Request> Check every line of the entries that follow, and copy the ones containing "мигание".

Stored data>
start
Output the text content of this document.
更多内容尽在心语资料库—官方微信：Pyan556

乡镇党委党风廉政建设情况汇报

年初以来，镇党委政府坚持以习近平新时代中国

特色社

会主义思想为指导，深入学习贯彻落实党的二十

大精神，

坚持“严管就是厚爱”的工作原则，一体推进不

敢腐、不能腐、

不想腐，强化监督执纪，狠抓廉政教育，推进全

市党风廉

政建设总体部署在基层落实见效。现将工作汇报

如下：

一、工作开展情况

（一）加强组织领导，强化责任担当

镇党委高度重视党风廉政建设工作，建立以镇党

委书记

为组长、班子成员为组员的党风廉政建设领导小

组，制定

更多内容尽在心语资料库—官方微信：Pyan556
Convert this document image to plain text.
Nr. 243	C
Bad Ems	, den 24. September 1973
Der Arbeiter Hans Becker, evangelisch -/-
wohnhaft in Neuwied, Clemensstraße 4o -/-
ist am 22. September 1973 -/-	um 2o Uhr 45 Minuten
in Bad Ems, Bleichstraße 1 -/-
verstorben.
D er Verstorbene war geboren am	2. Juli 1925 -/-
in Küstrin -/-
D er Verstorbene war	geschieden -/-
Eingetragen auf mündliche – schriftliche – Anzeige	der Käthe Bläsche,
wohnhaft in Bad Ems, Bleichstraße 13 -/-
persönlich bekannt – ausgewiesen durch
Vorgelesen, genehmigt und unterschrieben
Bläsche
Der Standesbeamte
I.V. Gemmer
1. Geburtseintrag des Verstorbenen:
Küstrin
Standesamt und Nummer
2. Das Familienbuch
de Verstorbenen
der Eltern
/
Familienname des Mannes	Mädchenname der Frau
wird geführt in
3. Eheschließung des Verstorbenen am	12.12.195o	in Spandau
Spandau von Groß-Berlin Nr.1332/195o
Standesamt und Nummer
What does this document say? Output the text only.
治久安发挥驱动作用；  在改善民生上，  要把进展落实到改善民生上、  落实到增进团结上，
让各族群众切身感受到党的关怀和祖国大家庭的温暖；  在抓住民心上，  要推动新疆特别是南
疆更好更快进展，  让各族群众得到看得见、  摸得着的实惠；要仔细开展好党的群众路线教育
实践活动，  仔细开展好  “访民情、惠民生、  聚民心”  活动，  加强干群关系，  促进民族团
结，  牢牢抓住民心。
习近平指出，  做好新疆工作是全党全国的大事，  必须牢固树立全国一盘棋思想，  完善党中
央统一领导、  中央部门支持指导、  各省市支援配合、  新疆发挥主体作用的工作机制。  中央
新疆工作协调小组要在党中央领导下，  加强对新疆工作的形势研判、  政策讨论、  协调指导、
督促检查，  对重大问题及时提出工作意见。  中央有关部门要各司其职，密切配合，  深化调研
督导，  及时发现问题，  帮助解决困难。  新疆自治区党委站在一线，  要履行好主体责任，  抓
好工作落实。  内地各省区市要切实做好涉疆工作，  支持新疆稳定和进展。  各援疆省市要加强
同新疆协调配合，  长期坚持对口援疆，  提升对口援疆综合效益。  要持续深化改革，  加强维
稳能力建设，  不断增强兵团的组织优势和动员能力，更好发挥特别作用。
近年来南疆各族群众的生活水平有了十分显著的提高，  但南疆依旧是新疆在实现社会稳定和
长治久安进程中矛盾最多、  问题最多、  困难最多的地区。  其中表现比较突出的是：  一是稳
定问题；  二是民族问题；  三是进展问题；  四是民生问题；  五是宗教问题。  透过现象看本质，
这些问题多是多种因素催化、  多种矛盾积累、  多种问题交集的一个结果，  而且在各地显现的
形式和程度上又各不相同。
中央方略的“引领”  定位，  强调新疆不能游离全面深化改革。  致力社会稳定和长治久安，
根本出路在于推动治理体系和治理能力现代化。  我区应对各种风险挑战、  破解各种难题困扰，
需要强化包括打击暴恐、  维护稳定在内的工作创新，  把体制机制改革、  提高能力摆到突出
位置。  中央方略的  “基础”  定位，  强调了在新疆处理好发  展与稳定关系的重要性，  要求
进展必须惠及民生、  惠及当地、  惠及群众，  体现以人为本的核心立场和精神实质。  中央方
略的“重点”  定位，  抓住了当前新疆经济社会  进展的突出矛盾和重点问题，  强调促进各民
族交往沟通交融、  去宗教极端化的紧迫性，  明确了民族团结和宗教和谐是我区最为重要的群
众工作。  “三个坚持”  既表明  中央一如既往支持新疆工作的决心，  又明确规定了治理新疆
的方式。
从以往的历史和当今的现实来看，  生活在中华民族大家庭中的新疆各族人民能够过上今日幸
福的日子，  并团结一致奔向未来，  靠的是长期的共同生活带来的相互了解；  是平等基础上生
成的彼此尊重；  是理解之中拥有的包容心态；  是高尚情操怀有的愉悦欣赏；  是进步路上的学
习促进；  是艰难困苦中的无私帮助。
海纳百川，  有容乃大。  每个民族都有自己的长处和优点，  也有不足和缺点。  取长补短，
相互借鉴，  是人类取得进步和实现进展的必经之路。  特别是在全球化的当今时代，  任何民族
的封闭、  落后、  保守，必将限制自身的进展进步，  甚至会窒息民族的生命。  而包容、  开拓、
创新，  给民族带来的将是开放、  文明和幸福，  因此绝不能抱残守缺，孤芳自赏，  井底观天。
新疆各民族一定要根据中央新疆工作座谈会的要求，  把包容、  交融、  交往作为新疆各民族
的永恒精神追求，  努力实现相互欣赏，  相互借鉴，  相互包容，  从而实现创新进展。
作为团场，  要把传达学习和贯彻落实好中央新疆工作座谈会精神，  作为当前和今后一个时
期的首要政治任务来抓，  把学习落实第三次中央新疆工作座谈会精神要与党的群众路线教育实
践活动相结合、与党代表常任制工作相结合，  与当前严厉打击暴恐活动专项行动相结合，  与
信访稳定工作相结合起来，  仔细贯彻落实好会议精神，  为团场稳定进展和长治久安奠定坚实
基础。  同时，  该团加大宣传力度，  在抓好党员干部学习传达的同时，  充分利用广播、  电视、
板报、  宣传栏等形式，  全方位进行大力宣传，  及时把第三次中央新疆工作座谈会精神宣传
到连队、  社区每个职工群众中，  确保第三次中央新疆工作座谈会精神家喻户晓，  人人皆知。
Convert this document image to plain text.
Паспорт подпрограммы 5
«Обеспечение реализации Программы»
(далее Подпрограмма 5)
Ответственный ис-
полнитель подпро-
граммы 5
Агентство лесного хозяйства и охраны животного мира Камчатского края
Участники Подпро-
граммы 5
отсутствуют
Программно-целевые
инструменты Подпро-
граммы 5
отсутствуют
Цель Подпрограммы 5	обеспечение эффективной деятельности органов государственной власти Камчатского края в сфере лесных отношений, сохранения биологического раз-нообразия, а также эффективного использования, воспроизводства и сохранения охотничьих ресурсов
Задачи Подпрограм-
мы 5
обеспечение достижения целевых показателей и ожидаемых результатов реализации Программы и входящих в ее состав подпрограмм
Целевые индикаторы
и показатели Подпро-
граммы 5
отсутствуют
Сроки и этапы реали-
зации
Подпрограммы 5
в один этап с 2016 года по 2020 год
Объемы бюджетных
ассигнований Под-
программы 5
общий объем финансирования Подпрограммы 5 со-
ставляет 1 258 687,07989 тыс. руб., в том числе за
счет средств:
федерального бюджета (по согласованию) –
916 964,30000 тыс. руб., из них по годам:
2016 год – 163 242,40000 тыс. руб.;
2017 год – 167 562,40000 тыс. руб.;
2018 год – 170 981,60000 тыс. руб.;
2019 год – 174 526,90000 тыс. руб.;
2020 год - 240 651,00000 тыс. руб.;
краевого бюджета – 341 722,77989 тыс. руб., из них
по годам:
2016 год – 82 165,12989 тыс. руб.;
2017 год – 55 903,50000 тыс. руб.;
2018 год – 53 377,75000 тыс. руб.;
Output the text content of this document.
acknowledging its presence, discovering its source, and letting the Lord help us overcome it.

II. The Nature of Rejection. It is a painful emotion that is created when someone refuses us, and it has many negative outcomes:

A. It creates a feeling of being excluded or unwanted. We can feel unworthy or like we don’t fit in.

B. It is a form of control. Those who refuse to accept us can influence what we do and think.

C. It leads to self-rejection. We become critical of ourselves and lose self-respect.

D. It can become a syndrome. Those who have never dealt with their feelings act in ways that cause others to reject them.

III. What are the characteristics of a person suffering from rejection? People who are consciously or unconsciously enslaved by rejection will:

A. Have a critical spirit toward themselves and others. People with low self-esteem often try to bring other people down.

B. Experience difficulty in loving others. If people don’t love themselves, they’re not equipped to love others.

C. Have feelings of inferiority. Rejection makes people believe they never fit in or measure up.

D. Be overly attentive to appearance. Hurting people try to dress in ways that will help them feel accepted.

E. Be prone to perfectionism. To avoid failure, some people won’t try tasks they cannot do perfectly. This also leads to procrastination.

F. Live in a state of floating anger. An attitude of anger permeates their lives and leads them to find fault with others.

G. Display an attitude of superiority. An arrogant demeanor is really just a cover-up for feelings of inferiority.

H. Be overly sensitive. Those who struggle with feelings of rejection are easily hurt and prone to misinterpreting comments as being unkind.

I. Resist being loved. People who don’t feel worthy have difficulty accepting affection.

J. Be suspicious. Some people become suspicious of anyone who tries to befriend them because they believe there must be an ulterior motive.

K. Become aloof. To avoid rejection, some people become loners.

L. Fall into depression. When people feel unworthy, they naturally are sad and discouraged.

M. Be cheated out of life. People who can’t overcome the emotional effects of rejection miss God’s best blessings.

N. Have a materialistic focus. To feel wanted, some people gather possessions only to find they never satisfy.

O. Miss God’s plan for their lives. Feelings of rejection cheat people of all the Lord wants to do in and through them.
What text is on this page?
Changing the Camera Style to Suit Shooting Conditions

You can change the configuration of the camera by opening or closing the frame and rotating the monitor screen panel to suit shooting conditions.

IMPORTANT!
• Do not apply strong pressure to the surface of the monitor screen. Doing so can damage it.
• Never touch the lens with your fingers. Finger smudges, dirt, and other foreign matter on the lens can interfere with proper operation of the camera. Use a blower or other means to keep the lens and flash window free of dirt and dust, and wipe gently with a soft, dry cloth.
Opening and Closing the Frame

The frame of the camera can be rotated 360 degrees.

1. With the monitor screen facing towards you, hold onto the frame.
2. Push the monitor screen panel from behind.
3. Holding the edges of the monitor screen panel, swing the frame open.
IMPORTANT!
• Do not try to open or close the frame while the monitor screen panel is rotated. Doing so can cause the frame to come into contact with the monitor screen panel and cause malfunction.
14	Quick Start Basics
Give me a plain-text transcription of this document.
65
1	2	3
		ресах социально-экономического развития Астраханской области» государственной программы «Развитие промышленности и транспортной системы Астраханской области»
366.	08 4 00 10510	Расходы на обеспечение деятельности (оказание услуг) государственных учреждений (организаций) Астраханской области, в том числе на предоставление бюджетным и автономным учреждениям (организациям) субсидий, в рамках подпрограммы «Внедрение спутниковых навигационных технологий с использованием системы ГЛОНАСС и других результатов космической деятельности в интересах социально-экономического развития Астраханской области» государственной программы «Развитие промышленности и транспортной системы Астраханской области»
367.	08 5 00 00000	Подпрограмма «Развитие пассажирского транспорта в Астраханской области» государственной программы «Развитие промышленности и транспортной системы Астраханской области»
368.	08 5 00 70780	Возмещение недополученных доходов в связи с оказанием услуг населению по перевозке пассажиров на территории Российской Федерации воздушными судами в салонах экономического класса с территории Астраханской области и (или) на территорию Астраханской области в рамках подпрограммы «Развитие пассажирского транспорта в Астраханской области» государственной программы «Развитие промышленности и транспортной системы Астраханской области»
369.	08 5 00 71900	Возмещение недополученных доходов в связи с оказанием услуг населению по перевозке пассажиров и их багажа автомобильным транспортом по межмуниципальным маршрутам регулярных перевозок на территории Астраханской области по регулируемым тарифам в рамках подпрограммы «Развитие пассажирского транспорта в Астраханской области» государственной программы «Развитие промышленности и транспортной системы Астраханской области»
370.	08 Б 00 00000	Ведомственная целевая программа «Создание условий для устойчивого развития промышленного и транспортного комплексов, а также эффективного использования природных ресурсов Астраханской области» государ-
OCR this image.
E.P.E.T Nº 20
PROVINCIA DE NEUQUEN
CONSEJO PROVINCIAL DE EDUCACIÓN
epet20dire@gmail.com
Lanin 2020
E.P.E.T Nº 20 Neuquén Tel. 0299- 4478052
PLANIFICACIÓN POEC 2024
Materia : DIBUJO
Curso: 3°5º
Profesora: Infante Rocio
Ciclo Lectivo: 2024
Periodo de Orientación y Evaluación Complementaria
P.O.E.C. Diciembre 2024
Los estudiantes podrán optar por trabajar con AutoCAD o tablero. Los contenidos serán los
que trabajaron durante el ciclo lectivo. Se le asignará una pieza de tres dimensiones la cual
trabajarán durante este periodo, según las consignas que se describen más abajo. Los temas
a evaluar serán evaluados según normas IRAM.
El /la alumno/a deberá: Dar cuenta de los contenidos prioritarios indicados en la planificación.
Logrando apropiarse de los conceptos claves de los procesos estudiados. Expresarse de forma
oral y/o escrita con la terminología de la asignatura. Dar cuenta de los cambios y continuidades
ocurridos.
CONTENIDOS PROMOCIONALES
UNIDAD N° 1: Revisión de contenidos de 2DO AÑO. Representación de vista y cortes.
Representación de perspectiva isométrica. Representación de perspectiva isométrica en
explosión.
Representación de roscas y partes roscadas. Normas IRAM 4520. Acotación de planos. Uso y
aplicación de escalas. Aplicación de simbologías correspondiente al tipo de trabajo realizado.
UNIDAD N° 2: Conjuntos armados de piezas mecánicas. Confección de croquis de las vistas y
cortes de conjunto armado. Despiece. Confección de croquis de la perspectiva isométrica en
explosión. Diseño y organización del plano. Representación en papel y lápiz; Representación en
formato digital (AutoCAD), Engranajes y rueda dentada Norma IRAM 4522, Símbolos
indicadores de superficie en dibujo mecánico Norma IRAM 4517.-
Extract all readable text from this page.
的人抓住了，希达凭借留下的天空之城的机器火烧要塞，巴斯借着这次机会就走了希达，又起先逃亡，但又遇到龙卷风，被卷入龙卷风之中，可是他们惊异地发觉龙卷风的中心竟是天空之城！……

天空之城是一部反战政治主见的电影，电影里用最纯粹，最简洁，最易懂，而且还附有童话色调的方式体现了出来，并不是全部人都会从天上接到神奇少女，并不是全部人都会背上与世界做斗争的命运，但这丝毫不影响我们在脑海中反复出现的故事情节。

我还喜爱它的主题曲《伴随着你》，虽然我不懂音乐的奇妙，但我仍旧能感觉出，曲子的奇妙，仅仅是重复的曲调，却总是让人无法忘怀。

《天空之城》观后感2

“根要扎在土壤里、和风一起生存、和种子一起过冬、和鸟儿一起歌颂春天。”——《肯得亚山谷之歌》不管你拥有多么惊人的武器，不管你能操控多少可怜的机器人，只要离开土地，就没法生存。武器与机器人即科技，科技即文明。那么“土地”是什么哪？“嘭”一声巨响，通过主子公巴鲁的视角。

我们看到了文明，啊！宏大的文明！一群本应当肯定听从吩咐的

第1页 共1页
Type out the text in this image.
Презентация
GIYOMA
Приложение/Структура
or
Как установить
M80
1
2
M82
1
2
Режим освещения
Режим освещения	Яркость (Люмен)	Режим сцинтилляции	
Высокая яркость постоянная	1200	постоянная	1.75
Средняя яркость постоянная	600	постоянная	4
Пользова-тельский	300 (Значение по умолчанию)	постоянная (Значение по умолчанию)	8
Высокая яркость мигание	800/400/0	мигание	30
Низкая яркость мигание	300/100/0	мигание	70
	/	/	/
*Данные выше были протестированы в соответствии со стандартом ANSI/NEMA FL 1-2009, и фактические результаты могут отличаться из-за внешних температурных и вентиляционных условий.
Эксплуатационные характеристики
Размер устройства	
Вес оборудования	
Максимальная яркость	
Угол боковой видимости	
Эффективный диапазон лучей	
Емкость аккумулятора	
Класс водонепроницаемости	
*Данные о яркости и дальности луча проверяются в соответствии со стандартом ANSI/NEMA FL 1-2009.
end
Solution for this exercise>
Высокая яркость мигание	800/400/0	мигание	30
Низкая яркость мигание	300/100/0	мигание	70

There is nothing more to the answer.